- Exercise material:
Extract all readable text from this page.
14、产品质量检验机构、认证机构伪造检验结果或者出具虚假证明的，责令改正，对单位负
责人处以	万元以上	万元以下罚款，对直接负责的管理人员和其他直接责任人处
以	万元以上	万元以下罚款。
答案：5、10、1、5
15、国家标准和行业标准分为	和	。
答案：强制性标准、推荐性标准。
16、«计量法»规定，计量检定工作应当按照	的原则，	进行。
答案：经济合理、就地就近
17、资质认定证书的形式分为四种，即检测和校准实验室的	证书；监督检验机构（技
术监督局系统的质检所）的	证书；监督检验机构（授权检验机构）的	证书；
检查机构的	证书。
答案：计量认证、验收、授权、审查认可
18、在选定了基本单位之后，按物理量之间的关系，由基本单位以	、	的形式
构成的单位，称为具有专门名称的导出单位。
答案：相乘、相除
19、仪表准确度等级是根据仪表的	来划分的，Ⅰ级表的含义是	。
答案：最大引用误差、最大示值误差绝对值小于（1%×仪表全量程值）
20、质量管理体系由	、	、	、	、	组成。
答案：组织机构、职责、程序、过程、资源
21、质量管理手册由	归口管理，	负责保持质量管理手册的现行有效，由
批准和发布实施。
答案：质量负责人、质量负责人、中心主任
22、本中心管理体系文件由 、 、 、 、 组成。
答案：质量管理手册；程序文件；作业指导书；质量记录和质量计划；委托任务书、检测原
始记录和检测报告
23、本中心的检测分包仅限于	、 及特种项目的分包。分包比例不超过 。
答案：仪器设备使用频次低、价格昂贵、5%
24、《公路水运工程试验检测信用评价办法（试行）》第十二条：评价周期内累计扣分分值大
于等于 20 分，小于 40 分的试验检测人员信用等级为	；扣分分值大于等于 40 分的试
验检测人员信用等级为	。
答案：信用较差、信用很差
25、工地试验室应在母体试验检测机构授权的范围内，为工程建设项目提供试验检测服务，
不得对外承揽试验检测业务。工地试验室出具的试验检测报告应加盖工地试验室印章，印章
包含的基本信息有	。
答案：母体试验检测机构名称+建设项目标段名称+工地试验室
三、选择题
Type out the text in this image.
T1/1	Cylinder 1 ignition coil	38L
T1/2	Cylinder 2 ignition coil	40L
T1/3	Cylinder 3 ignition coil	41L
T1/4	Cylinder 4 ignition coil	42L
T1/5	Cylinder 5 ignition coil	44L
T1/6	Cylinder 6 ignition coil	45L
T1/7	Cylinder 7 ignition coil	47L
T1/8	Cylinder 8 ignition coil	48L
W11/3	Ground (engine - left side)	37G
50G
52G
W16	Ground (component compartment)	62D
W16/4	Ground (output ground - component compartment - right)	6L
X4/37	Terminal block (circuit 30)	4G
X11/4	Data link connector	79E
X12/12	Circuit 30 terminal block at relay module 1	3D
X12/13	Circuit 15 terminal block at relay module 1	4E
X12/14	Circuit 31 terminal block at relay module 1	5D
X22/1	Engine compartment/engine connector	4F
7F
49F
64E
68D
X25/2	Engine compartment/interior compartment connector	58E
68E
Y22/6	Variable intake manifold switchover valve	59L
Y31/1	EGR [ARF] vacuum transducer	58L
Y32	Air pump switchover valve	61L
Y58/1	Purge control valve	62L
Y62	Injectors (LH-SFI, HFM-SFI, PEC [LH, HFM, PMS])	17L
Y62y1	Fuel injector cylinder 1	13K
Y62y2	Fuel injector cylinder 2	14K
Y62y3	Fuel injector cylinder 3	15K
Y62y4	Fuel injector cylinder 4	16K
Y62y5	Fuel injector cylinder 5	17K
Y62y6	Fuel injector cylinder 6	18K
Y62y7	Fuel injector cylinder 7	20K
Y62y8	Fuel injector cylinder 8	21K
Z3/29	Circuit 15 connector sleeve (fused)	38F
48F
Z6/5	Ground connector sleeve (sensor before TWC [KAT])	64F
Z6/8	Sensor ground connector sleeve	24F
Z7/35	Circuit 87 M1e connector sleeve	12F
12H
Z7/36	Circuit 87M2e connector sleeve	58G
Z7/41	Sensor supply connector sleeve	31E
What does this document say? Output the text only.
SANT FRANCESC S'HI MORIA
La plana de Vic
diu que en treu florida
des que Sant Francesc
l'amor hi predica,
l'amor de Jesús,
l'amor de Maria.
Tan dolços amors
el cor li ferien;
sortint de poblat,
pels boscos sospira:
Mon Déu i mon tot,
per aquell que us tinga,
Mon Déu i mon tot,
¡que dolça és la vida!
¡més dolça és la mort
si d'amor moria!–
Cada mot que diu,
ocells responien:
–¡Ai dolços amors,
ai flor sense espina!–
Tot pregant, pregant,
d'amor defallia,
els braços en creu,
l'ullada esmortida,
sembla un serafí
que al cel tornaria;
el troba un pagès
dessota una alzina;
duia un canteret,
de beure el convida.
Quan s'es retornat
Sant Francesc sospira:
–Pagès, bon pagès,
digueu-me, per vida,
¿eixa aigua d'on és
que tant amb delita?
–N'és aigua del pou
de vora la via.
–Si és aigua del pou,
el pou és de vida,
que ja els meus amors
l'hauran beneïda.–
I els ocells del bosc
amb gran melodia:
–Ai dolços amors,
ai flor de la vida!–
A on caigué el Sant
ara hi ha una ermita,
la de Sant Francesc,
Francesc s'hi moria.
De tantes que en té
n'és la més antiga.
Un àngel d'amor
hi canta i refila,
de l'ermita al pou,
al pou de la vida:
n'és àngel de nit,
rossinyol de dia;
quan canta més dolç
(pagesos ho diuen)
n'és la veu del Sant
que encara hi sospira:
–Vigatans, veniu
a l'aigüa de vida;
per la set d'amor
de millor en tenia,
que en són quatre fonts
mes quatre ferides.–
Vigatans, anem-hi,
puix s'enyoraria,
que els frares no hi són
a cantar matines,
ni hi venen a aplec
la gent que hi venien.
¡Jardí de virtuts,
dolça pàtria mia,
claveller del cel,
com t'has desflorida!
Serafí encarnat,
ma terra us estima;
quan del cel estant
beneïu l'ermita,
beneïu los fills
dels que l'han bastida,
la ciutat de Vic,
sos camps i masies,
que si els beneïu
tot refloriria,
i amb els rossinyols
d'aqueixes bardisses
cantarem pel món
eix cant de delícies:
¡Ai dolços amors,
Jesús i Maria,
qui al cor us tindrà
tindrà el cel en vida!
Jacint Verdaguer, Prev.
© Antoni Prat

- Task objective:
Take the lines above and retype all of them exactly.

- Result of the exercise:
Extract all readable text from this page.
14、产品质量检验机构、认证机构伪造检验结果或者出具虚假证明的，责令改正，对单位负
责人处以	万元以上	万元以下罚款，对直接负责的管理人员和其他直接责任人处
以	万元以上	万元以下罚款。
答案：5、10、1、5
15、国家标准和行业标准分为	和	。
答案：强制性标准、推荐性标准。
16、«计量法»规定，计量检定工作应当按照	的原则，	进行。
答案：经济合理、就地就近
17、资质认定证书的形式分为四种，即检测和校准实验室的	证书；监督检验机构（技
术监督局系统的质检所）的	证书；监督检验机构（授权检验机构）的	证书；
检查机构的	证书。
答案：计量认证、验收、授权、审查认可
18、在选定了基本单位之后，按物理量之间的关系，由基本单位以	、	的形式
构成的单位，称为具有专门名称的导出单位。
答案：相乘、相除
19、仪表准确度等级是根据仪表的	来划分的，Ⅰ级表的含义是	。
答案：最大引用误差、最大示值误差绝对值小于（1%×仪表全量程值）
20、质量管理体系由	、	、	、	、	组成。
答案：组织机构、职责、程序、过程、资源
21、质量管理手册由	归口管理，	负责保持质量管理手册的现行有效，由
批准和发布实施。
答案：质量负责人、质量负责人、中心主任
22、本中心管理体系文件由 、 、 、 、 组成。
答案：质量管理手册；程序文件；作业指导书；质量记录和质量计划；委托任务书、检测原
始记录和检测报告
23、本中心的检测分包仅限于	、 及特种项目的分包。分包比例不超过 。
答案：仪器设备使用频次低、价格昂贵、5%
24、《公路水运工程试验检测信用评价办法（试行）》第十二条：评价周期内累计扣分分值大
于等于 20 分，小于 40 分的试验检测人员信用等级为	；扣分分值大于等于 40 分的试
验检测人员信用等级为	。
答案：信用较差、信用很差
25、工地试验室应在母体试验检测机构授权的范围内，为工程建设项目提供试验检测服务，
不得对外承揽试验检测业务。工地试验室出具的试验检测报告应加盖工地试验室印章，印章
包含的基本信息有	。
答案：母体试验检测机构名称+建设项目标段名称+工地试验室
三、选择题
Type out the text in this image.
T1/1	Cylinder 1 ignition coil	38L
T1/2	Cylinder 2 ignition coil	40L
T1/3	Cylinder 3 ignition coil	41L
T1/4	Cylinder 4 ignition coil	42L
T1/5	Cylinder 5 ignition coil	44L
T1/6	Cylinder 6 ignition coil	45L
T1/7	Cylinder 7 ignition coil	47L
T1/8	Cylinder 8 ignition coil	48L
W11/3	Ground (engine - left side)	37G
50G
52G
W16	Ground (component compartment)	62D
W16/4	Ground (output ground - component compartment - right)	6L
X4/37	Terminal block (circuit 30)	4G
X11/4	Data link connector	79E
X12/12	Circuit 30 terminal block at relay module 1	3D
X12/13	Circuit 15 terminal block at relay module 1	4E
X12/14	Circuit 31 terminal block at relay module 1	5D
X22/1	Engine compartment/engine connector	4F
7F
49F
64E
68D
X25/2	Engine compartment/interior compartment connector	58E
68E
Y22/6	Variable intake manifold switchover valve	59L
Y31/1	EGR [ARF] vacuum transducer	58L
Y32	Air pump switchover valve	61L
Y58/1	Purge control valve	62L
Y62	Injectors (LH-SFI, HFM-SFI, PEC [LH, HFM, PMS])	17L
Y62y1	Fuel injector cylinder 1	13K
Y62y2	Fuel injector cylinder 2	14K
Y62y3	Fuel injector cylinder 3	15K
Y62y4	Fuel injector cylinder 4	16K
Y62y5	Fuel injector cylinder 5	17K
Y62y6	Fuel injector cylinder 6	18K
Y62y7	Fuel injector cylinder 7	20K
Y62y8	Fuel injector cylinder 8	21K
Z3/29	Circuit 15 connector sleeve (fused)	38F
48F
Z6/5	Ground connector sleeve (sensor before TWC [KAT])	64F
Z6/8	Sensor ground connector sleeve	24F
Z7/35	Circuit 87 M1e connector sleeve	12F
12H
Z7/36	Circuit 87M2e connector sleeve	58G
Z7/41	Sensor supply connector sleeve	31E
What does this document say? Output the text only.
SANT FRANCESC S'HI MORIA
La plana de Vic
diu que en treu florida
des que Sant Francesc
l'amor hi predica,
l'amor de Jesús,
l'amor de Maria.
Tan dolços amors
el cor li ferien;
sortint de poblat,
pels boscos sospira:
Mon Déu i mon tot,
per aquell que us tinga,
Mon Déu i mon tot,
¡que dolça és la vida!
¡més dolça és la mort
si d'amor moria!–
Cada mot que diu,
ocells responien:
–¡Ai dolços amors,
ai flor sense espina!–
Tot pregant, pregant,
d'amor defallia,
els braços en creu,
l'ullada esmortida,
sembla un serafí
que al cel tornaria;
el troba un pagès
dessota una alzina;
duia un canteret,
de beure el convida.
Quan s'es retornat
Sant Francesc sospira:
–Pagès, bon pagès,
digueu-me, per vida,
¿eixa aigua d'on és
que tant amb delita?
–N'és aigua del pou
de vora la via.
–Si és aigua del pou,
el pou és de vida,
que ja els meus amors
l'hauran beneïda.–
I els ocells del bosc
amb gran melodia:
–Ai dolços amors,
ai flor de la vida!–
A on caigué el Sant
ara hi ha una ermita,
la de Sant Francesc,
Francesc s'hi moria.
De tantes que en té
n'és la més antiga.
Un àngel d'amor
hi canta i refila,
de l'ermita al pou,
al pou de la vida:
n'és àngel de nit,
rossinyol de dia;
quan canta més dolç
(pagesos ho diuen)
n'és la veu del Sant
que encara hi sospira:
–Vigatans, veniu
a l'aigüa de vida;
per la set d'amor
de millor en tenia,
que en són quatre fonts
mes quatre ferides.–
Vigatans, anem-hi,
puix s'enyoraria,
que els frares no hi són
a cantar matines,
ni hi venen a aplec
la gent que hi venien.
¡Jardí de virtuts,
dolça pàtria mia,
claveller del cel,
com t'has desflorida!
Serafí encarnat,
ma terra us estima;
quan del cel estant
beneïu l'ermita,
beneïu los fills
dels que l'han bastida,
la ciutat de Vic,
sos camps i masies,
que si els beneïu
tot refloriria,
i amb els rossinyols
d'aqueixes bardisses
cantarem pel món
eix cant de delícies:
¡Ai dolços amors,
Jesús i Maria,
qui al cor us tindrà
tindrà el cel en vida!
Jacint Verdaguer, Prev.
© Antoni Prat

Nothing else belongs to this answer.